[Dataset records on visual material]
• • • •

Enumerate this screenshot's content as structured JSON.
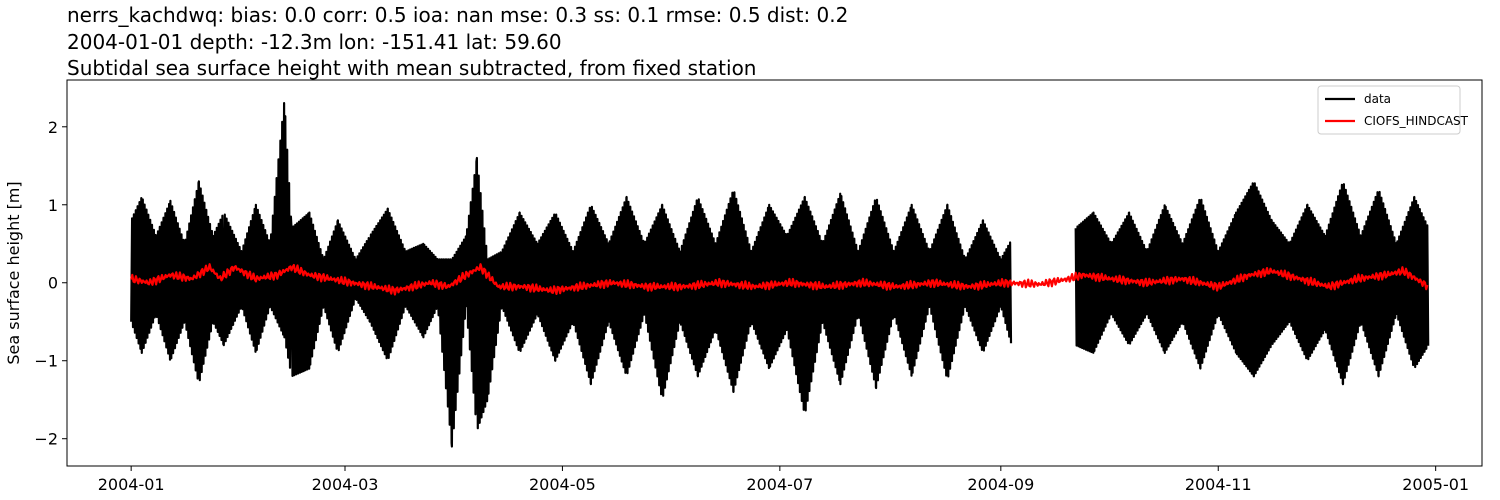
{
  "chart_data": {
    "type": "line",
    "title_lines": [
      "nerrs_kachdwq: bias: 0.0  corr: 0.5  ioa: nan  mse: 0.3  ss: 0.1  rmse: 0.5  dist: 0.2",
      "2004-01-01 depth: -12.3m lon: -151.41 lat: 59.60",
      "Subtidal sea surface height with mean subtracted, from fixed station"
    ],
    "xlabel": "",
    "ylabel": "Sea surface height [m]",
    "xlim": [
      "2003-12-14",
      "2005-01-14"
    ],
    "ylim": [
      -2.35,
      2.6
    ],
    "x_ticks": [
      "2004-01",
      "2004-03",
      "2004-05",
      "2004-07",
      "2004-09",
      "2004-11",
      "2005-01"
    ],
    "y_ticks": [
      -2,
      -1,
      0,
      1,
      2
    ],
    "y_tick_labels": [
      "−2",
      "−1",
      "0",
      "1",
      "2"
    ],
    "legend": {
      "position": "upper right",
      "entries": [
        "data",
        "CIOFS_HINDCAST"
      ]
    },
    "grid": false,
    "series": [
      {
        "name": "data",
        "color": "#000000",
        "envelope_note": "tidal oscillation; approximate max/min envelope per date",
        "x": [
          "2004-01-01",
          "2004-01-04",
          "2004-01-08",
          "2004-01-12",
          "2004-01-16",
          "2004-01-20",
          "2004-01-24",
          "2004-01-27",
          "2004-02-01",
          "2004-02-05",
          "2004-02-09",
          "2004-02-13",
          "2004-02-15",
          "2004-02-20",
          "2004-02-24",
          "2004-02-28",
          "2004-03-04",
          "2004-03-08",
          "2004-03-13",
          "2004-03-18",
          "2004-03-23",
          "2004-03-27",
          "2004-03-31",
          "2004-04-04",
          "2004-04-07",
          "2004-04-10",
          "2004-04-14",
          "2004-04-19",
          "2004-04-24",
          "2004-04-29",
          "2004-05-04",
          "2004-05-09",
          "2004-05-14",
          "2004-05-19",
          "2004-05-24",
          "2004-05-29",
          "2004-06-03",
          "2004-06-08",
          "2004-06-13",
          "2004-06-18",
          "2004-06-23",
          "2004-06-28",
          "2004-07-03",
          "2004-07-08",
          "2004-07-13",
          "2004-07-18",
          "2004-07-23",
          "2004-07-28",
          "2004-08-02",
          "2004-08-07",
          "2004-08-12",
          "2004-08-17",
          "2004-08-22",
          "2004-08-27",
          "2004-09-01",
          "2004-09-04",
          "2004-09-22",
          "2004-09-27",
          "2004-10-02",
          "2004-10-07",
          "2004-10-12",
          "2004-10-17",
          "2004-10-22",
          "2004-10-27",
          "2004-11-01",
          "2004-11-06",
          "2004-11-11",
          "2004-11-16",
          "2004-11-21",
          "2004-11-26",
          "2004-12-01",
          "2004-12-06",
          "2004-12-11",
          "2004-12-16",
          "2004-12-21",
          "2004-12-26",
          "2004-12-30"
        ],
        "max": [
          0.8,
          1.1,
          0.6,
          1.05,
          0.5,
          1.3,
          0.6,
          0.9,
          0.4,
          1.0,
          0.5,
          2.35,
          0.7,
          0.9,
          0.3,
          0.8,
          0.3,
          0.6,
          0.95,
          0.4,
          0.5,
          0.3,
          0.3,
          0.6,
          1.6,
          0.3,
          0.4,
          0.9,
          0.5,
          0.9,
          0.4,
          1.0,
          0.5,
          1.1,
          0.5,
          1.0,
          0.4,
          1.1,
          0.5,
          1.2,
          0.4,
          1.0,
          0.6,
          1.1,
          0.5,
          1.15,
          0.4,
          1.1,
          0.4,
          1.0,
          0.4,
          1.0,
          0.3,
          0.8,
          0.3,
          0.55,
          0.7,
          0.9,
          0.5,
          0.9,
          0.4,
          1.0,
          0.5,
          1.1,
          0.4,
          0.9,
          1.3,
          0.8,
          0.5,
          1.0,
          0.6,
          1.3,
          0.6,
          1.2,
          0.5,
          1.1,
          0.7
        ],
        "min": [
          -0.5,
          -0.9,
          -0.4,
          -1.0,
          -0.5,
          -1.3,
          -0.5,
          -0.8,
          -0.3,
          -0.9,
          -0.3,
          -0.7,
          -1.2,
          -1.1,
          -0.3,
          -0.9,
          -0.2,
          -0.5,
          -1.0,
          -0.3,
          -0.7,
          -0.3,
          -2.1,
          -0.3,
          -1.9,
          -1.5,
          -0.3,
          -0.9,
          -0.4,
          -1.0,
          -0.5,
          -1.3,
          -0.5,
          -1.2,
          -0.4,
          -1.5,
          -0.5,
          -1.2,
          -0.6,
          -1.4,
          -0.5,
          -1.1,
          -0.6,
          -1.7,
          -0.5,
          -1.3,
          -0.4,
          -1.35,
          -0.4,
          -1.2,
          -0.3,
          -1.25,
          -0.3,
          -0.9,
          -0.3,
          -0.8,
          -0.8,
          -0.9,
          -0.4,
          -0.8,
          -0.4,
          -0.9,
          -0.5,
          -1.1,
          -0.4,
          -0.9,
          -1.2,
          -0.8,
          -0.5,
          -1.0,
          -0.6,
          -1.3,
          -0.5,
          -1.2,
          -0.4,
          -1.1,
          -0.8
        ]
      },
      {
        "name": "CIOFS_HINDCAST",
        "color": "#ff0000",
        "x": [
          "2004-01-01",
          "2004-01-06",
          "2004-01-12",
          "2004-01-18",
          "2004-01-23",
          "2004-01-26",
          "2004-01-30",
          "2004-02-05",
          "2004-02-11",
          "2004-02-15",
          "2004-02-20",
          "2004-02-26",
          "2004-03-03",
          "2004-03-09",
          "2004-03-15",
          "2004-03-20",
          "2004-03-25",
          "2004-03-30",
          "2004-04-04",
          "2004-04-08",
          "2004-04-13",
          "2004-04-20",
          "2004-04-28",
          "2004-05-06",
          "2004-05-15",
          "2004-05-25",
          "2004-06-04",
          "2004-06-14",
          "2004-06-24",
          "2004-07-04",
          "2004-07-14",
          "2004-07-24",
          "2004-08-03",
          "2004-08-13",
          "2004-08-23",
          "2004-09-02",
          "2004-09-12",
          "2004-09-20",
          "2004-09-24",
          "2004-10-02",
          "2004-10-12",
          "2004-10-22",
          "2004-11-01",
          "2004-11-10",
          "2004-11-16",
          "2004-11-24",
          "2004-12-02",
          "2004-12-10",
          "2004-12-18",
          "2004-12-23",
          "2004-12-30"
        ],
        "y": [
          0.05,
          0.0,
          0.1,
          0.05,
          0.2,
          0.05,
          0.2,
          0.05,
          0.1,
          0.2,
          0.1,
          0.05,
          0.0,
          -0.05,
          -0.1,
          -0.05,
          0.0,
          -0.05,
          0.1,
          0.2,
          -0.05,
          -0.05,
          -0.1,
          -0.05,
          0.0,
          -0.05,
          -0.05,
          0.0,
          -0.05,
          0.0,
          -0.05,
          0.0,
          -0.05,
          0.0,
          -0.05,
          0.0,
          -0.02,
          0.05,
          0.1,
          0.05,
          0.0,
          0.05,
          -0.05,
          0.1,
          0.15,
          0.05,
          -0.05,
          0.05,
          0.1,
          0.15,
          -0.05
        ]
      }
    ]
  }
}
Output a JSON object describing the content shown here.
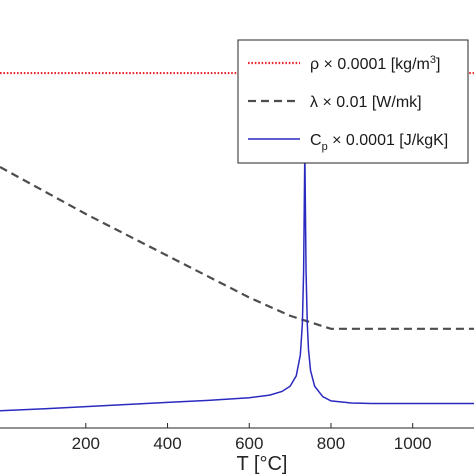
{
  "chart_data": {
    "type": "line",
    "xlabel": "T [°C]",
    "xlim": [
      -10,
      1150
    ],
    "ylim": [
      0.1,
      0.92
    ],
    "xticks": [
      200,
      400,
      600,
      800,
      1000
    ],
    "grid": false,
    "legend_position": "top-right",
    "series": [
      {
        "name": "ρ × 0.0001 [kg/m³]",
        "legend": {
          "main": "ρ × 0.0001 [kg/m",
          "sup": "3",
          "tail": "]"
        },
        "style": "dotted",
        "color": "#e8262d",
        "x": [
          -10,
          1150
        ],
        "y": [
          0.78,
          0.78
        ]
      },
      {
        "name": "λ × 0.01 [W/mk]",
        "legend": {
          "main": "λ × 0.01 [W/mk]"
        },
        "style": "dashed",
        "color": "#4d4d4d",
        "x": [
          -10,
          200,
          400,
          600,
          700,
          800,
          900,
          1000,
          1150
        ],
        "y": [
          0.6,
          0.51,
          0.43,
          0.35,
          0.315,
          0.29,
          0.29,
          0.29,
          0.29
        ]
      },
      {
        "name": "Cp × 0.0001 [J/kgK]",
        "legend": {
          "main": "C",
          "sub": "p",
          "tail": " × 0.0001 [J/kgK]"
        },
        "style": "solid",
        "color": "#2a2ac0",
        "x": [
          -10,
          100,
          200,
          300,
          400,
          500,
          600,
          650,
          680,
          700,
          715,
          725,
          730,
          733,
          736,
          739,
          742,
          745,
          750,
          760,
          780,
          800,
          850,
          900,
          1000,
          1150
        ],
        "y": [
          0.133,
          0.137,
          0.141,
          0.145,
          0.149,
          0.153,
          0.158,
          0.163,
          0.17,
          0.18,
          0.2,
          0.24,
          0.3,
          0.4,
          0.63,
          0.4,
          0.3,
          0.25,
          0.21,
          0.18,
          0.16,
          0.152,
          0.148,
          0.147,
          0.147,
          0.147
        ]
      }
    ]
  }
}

• • • •

* [Task objective]
Search the data above for the string "name" and return every line that has it.

* [Task result]
        "name": "data",
        "name": "CIOFS_HINDCAST",
        "name": "ρ × 0.0001 [kg/m³]",
        "name": "λ × 0.01 [W/mk]",
        "name": "Cp × 0.0001 [J/kgK]",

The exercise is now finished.